(TO BE DONE):
Give every entry again, unchanged, and leave its images out.

(DATA FOR THIS EXERCISE):

* START *

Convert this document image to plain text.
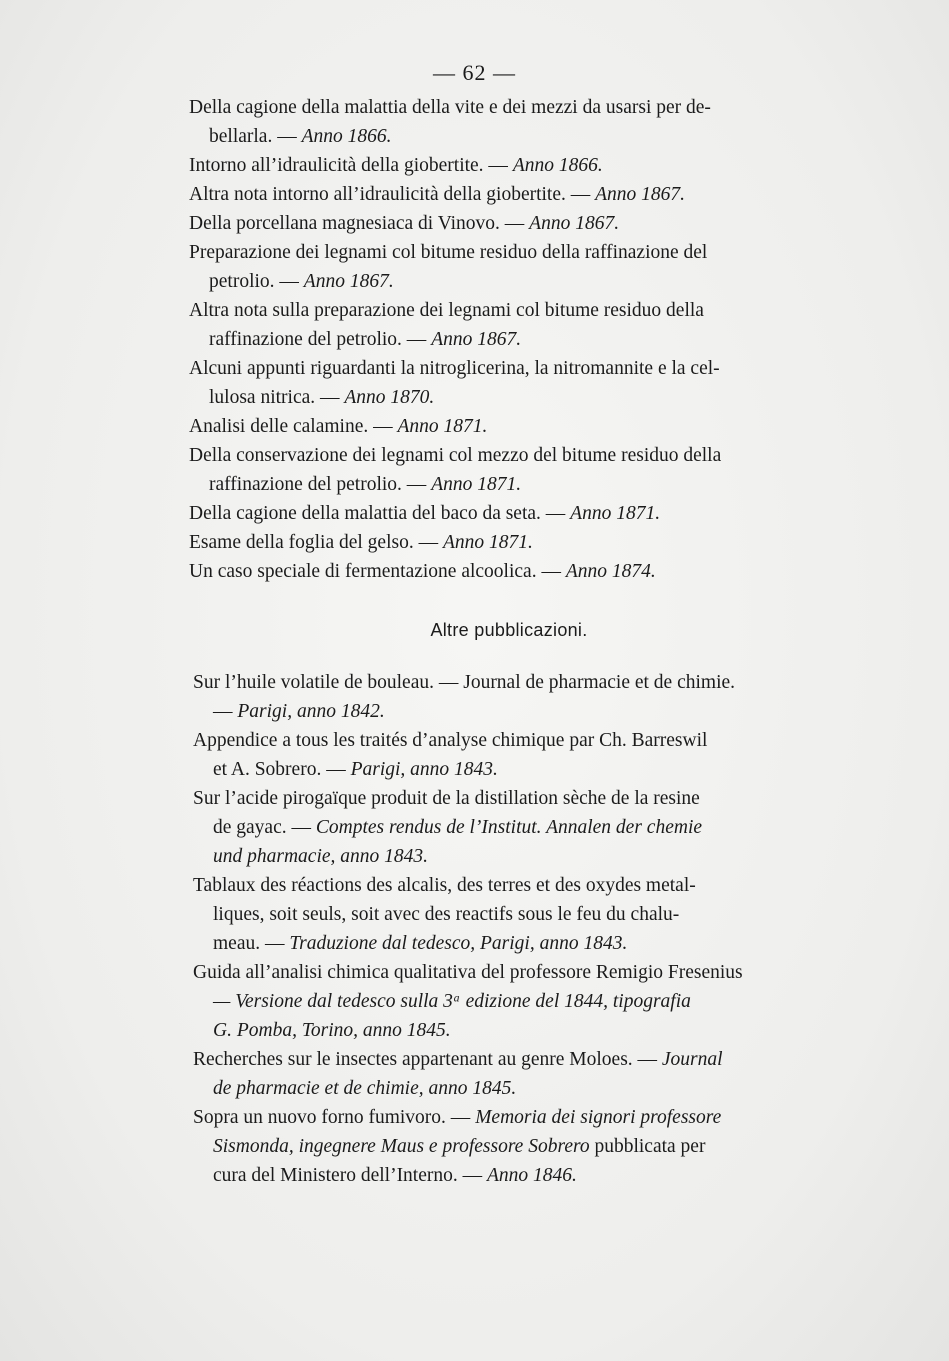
— 62 —
Della cagione della malattia della vite e dei mezzi da usarsi per de-
bellarla. — Anno 1866.
Intorno all’idraulicità della giobertite. — Anno 1866.
Altra nota intorno all’idraulicità della giobertite. — Anno 1867.
Della porcellana magnesiaca di Vinovo. — Anno 1867.
Preparazione dei legnami col bitume residuo della raffinazione del
petrolio. — Anno 1867.
Altra nota sulla preparazione dei legnami col bitume residuo della
raffinazione del petrolio. — Anno 1867.
Alcuni appunti riguardanti la nitroglicerina, la nitromannite e la cel-
lulosa nitrica. — Anno 1870.
Analisi delle calamine. — Anno 1871.
Della conservazione dei legnami col mezzo del bitume residuo della
raffinazione del petrolio. — Anno 1871.
Della cagione della malattia del baco da seta. — Anno 1871.
Esame della foglia del gelso. — Anno 1871.
Un caso speciale di fermentazione alcoolica. — Anno 1874.
Altre pubblicazioni.
Sur l’huile volatile de bouleau. — Journal de pharmacie et de chimie.
— Parigi, anno 1842.
Appendice a tous les traités d’analyse chimique par Ch. Barreswil
et A. Sobrero. — Parigi, anno 1843.
Sur l’acide pirogaïque produit de la distillation sèche de la resine
de gayac. — Comptes rendus de l’Institut. Annalen der chemie
und pharmacie, anno 1843.
Tablaux des réactions des alcalis, des terres et des oxydes metal-
liques, soit seuls, soit avec des reactifs sous le feu du chalu-
meau. — Traduzione dal tedesco, Parigi, anno 1843.
Guida all’analisi chimica qualitativa del professore Remigio Fresenius
— Versione dal tedesco sulla 3ᵃ edizione del 1844, tipografia
G. Pomba, Torino, anno 1845.
Recherches sur le insectes appartenant au genre Moloes. — Journal
de pharmacie et de chimie, anno 1845.
Sopra un nuovo forno fumivoro. — Memoria dei signori professore
Sismonda, ingegnere Maus e professore Sobrero pubblicata per
cura del Ministero dell’Interno. — Anno 1846.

* END *

(EXERCISE SOLUTION):
Convert this document image to plain text.
— 62 —
Della cagione della malattia della vite e dei mezzi da usarsi per de-
bellarla. — Anno 1866.
Intorno all’idraulicità della giobertite. — Anno 1866.
Altra nota intorno all’idraulicità della giobertite. — Anno 1867.
Della porcellana magnesiaca di Vinovo. — Anno 1867.
Preparazione dei legnami col bitume residuo della raffinazione del
petrolio. — Anno 1867.
Altra nota sulla preparazione dei legnami col bitume residuo della
raffinazione del petrolio. — Anno 1867.
Alcuni appunti riguardanti la nitroglicerina, la nitromannite e la cel-
lulosa nitrica. — Anno 1870.
Analisi delle calamine. — Anno 1871.
Della conservazione dei legnami col mezzo del bitume residuo della
raffinazione del petrolio. — Anno 1871.
Della cagione della malattia del baco da seta. — Anno 1871.
Esame della foglia del gelso. — Anno 1871.
Un caso speciale di fermentazione alcoolica. — Anno 1874.
Altre pubblicazioni.
Sur l’huile volatile de bouleau. — Journal de pharmacie et de chimie.
— Parigi, anno 1842.
Appendice a tous les traités d’analyse chimique par Ch. Barreswil
et A. Sobrero. — Parigi, anno 1843.
Sur l’acide pirogaïque produit de la distillation sèche de la resine
de gayac. — Comptes rendus de l’Institut. Annalen der chemie
und pharmacie, anno 1843.
Tablaux des réactions des alcalis, des terres et des oxydes metal-
liques, soit seuls, soit avec des reactifs sous le feu du chalu-
meau. — Traduzione dal tedesco, Parigi, anno 1843.
Guida all’analisi chimica qualitativa del professore Remigio Fresenius
— Versione dal tedesco sulla 3ᵃ edizione del 1844, tipografia
G. Pomba, Torino, anno 1845.
Recherches sur le insectes appartenant au genre Moloes. — Journal
de pharmacie et de chimie, anno 1845.
Sopra un nuovo forno fumivoro. — Memoria dei signori professore
Sismonda, ingegnere Maus e professore Sobrero pubblicata per
cura del Ministero dell’Interno. — Anno 1846.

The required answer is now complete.